In the material below, find each line holding the string "Contains" and copy it.

○ ○ ○

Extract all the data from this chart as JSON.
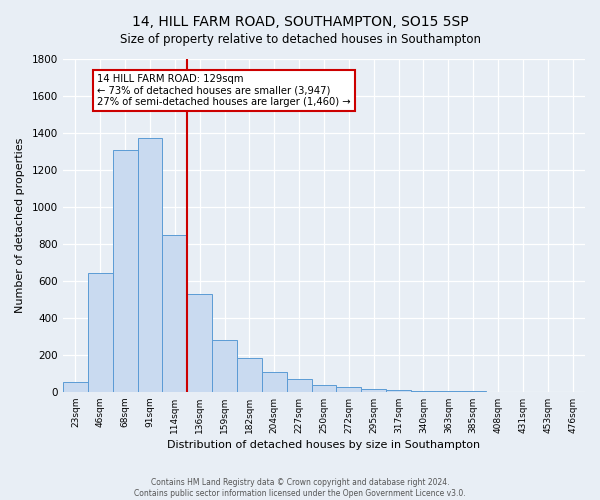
{
  "title": "14, HILL FARM ROAD, SOUTHAMPTON, SO15 5SP",
  "subtitle": "Size of property relative to detached houses in Southampton",
  "xlabel": "Distribution of detached houses by size in Southampton",
  "ylabel": "Number of detached properties",
  "bar_labels": [
    "23sqm",
    "46sqm",
    "68sqm",
    "91sqm",
    "114sqm",
    "136sqm",
    "159sqm",
    "182sqm",
    "204sqm",
    "227sqm",
    "250sqm",
    "272sqm",
    "295sqm",
    "317sqm",
    "340sqm",
    "363sqm",
    "385sqm",
    "408sqm",
    "431sqm",
    "453sqm",
    "476sqm"
  ],
  "bar_values": [
    55,
    645,
    1310,
    1375,
    850,
    530,
    280,
    185,
    108,
    70,
    37,
    25,
    15,
    10,
    6,
    4,
    3,
    1,
    0,
    0,
    0
  ],
  "bar_color": "#c9daf0",
  "bar_edge_color": "#5b9bd5",
  "vline_color": "#cc0000",
  "ylim": [
    0,
    1800
  ],
  "yticks": [
    0,
    200,
    400,
    600,
    800,
    1000,
    1200,
    1400,
    1600,
    1800
  ],
  "annotation_title": "14 HILL FARM ROAD: 129sqm",
  "annotation_line1": "← 73% of detached houses are smaller (3,947)",
  "annotation_line2": "27% of semi-detached houses are larger (1,460) →",
  "annotation_box_color": "#ffffff",
  "annotation_box_edge": "#cc0000",
  "footer_line1": "Contains HM Land Registry data © Crown copyright and database right 2024.",
  "footer_line2": "Contains public sector information licensed under the Open Government Licence v3.0.",
  "background_color": "#e8eef5",
  "plot_bg_color": "#e8eef5",
  "title_fontsize": 10,
  "subtitle_fontsize": 8.5
}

○ ○ ○

- THE SOLUTION -
  "footer_line1": "Contains HM Land Registry data © Crown copyright and database right 2024.",
  "footer_line2": "Contains public sector information licensed under the Open Government Licence v3.0.",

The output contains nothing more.